§ Task goal: Filter this material down to the lines that hold "MapInfo", copying each one.
☆ ☆ ☆
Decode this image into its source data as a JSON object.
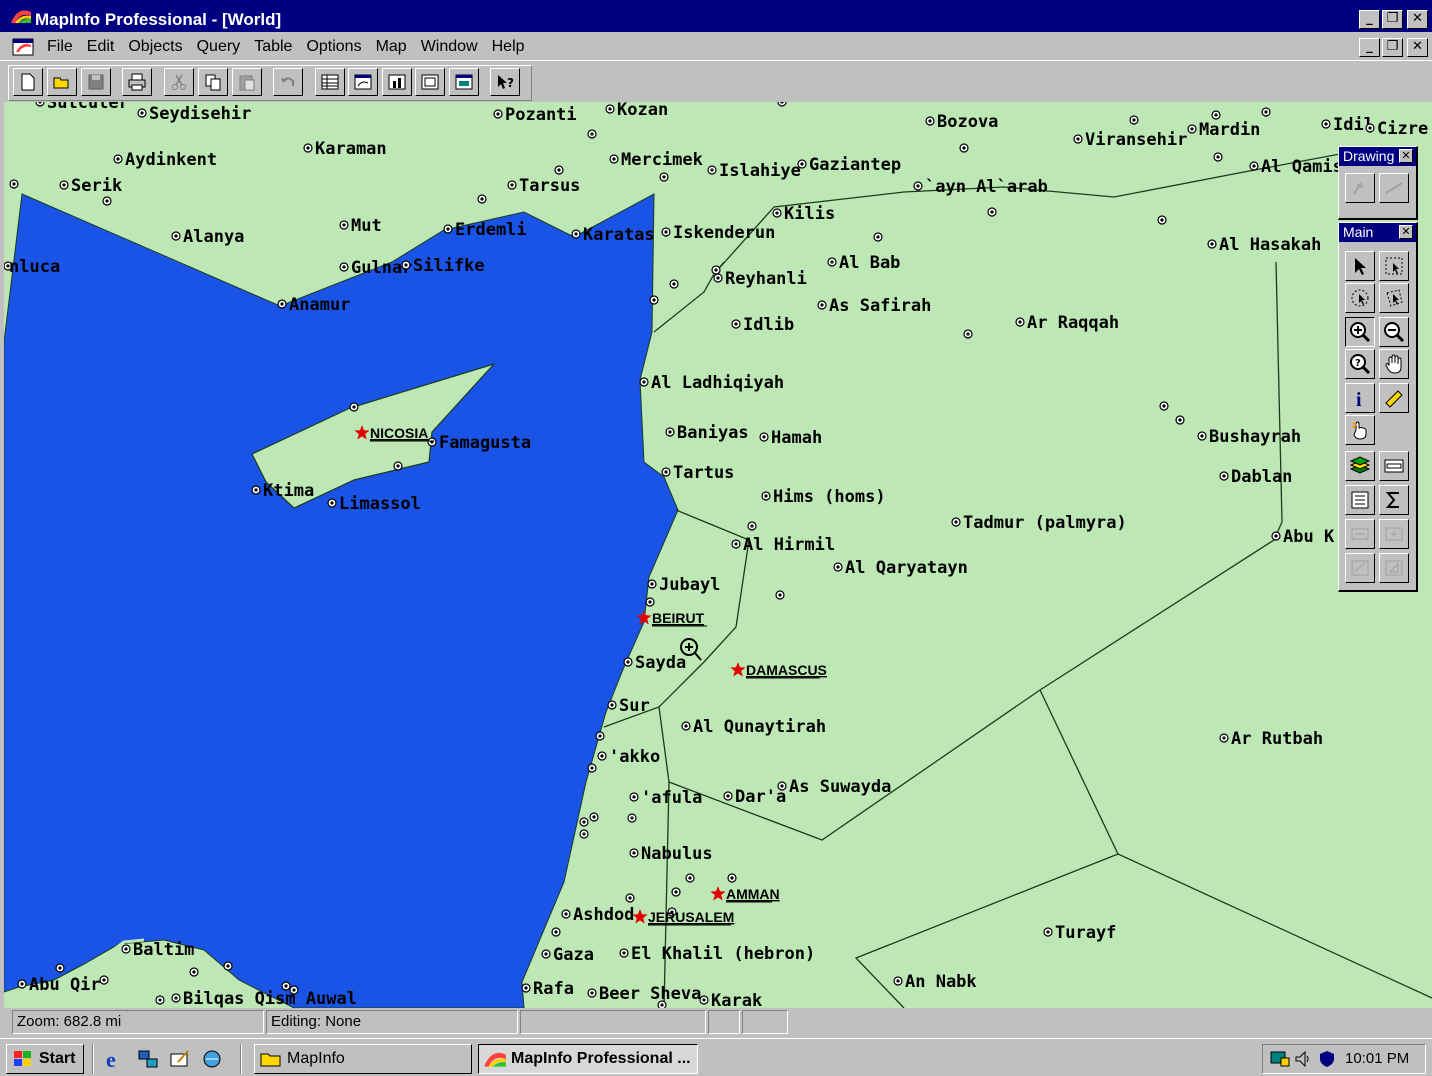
{
  "window": {
    "title": "MapInfo Professional - [World]",
    "minimize": "_",
    "restore": "❐",
    "close": "✕"
  },
  "menu": [
    "File",
    "Edit",
    "Objects",
    "Query",
    "Table",
    "Options",
    "Map",
    "Window",
    "Help"
  ],
  "toolbar": {
    "buttons": [
      "new-icon",
      "open-icon",
      "save-icon",
      "print-icon",
      "cut-icon",
      "copy-icon",
      "paste-icon",
      "undo-icon",
      "new-browser-icon",
      "new-mapper-icon",
      "new-grapher-icon",
      "new-layout-icon",
      "new-redistrict-icon",
      "help-pointer-icon"
    ]
  },
  "palettes": {
    "drawing_title": "Drawing",
    "main_title": "Main"
  },
  "map": {
    "colors": {
      "land": "#bde8b6",
      "sea": "#1a54e6",
      "border": "#1b3b1b",
      "capital": "#e00000"
    },
    "cities": [
      {
        "n": "Sutculer"
      },
      {
        "n": "Seydisehir"
      },
      {
        "n": "Pozanti"
      },
      {
        "n": "Kozan"
      },
      {
        "n": "Bozova"
      },
      {
        "n": "Mardin"
      },
      {
        "n": "Idil"
      },
      {
        "n": "Cizre"
      },
      {
        "n": "Aydinkent"
      },
      {
        "n": "Karaman"
      },
      {
        "n": "Mercimek"
      },
      {
        "n": "Islahiye"
      },
      {
        "n": "Gaziantep"
      },
      {
        "n": "Viransehir"
      },
      {
        "n": "Al Qamis"
      },
      {
        "n": "Serik"
      },
      {
        "n": "Tarsus"
      },
      {
        "n": "`ayn Al`arab"
      },
      {
        "n": "Kilis"
      },
      {
        "n": "Alanya"
      },
      {
        "n": "Mut"
      },
      {
        "n": "Erdemli"
      },
      {
        "n": "Karatas"
      },
      {
        "n": "Iskenderun"
      },
      {
        "n": "Al Hasakah"
      },
      {
        "n": "nluca"
      },
      {
        "n": "Gulnar"
      },
      {
        "n": "Silifke"
      },
      {
        "n": "Al Bab"
      },
      {
        "n": "Reyhanli"
      },
      {
        "n": "Anamur"
      },
      {
        "n": "As Safirah"
      },
      {
        "n": "Ar Raqqah"
      },
      {
        "n": "Idlib"
      },
      {
        "n": "Al Ladhiqiyah"
      },
      {
        "n": "Famagusta"
      },
      {
        "n": "Baniyas"
      },
      {
        "n": "Hamah"
      },
      {
        "n": "Bushayrah"
      },
      {
        "n": "Tartus"
      },
      {
        "n": "Dablan"
      },
      {
        "n": "Ktima"
      },
      {
        "n": "Limassol"
      },
      {
        "n": "Hims (homs)"
      },
      {
        "n": "Tadmur (palmyra)"
      },
      {
        "n": "Al Hirmil"
      },
      {
        "n": "Abu K"
      },
      {
        "n": "Al Qaryatayn"
      },
      {
        "n": "Jubayl"
      },
      {
        "n": "Sayda"
      },
      {
        "n": "Sur"
      },
      {
        "n": "Al Qunaytirah"
      },
      {
        "n": "Ar Rutbah"
      },
      {
        "n": "'akko"
      },
      {
        "n": "As Suwayda"
      },
      {
        "n": "'afula"
      },
      {
        "n": "Dar'a"
      },
      {
        "n": "Nabulus"
      },
      {
        "n": "Ashdod"
      },
      {
        "n": "Turayf"
      },
      {
        "n": "Baltim"
      },
      {
        "n": "Gaza"
      },
      {
        "n": "El Khalil (hebron)"
      },
      {
        "n": "An Nabk"
      },
      {
        "n": "Abu Qir"
      },
      {
        "n": "Rafa"
      },
      {
        "n": "Beer Sheva"
      },
      {
        "n": "Karak"
      },
      {
        "n": "Bilqas Qism Auwal"
      }
    ],
    "capitals": [
      "NICOSIA",
      "BEIRUT",
      "DAMASCUS",
      "AMMAN",
      "JERUSALEM"
    ]
  },
  "status": {
    "zoom": "Zoom: 682.8 mi",
    "editing": "Editing: None"
  },
  "taskbar": {
    "start": "Start",
    "folder_button": "MapInfo",
    "app_button": "MapInfo Professional ...",
    "clock": "10:01 PM"
  }
}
☆ ☆ ☆
§ Solution for this problem:
    "title": "MapInfo Professional - [World]",
    "folder_button": "MapInfo",
    "app_button": "MapInfo Professional ...",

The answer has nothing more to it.